Stated goal — Copy out each line that has "rest" in it.

— start of Task inputs —

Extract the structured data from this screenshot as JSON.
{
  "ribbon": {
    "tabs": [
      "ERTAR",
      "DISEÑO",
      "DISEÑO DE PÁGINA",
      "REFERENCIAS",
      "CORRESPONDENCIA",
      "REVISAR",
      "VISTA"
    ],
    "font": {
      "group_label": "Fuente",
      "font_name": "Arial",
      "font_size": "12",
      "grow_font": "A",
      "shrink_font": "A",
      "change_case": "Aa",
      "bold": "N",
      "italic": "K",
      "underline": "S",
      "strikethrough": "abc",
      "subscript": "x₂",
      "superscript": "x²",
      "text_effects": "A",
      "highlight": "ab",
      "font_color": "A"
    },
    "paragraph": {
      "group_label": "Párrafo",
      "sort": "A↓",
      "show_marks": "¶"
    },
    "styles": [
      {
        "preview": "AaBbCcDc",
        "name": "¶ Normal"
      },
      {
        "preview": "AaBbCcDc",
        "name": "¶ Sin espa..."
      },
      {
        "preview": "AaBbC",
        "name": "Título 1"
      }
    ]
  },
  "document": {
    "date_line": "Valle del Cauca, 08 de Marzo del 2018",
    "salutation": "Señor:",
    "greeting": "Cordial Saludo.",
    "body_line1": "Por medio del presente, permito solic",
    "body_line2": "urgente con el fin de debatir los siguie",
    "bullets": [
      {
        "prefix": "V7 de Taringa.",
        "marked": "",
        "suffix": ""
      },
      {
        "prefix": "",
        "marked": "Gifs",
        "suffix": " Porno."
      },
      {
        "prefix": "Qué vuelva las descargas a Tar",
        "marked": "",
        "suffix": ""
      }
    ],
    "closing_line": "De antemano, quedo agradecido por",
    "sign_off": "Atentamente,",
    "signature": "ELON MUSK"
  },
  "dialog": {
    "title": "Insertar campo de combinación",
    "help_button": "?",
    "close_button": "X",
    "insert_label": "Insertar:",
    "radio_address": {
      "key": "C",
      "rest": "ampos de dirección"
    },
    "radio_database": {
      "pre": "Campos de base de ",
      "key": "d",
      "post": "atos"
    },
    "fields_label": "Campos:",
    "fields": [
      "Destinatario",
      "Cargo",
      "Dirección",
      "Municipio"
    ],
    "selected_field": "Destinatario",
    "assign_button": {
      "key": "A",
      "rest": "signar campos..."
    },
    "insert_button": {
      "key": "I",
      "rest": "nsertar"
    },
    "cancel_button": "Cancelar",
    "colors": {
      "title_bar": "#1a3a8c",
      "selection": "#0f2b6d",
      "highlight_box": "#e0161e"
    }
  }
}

— end of Task inputs —
— start of Task inputs —

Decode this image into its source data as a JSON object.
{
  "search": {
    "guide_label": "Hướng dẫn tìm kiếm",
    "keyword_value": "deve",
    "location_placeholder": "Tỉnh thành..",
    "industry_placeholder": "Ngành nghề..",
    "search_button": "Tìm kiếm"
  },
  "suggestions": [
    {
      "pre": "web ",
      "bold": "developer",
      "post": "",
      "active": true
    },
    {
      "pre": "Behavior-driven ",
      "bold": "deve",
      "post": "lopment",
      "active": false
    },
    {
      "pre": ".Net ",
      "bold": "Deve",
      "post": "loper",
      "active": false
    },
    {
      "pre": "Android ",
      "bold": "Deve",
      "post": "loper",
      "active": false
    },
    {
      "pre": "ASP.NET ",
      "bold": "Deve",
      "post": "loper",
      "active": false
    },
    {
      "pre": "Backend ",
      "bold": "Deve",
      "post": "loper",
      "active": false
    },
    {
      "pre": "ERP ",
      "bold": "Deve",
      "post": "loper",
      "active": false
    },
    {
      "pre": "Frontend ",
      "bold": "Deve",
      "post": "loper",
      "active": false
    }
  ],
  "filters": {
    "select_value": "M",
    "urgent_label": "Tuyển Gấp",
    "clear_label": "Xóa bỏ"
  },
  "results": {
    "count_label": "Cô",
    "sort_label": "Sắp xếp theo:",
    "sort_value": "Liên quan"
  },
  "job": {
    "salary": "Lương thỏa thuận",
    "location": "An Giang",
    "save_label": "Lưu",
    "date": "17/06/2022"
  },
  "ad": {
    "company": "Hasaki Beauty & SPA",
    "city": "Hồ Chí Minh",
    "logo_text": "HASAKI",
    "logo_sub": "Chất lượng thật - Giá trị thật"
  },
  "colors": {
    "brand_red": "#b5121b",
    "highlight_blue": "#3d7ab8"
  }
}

— end of Task inputs —

Worked answer —
      "rest": "ampos de dirección"
      "rest": "signar campos..."
      "rest": "nsertar"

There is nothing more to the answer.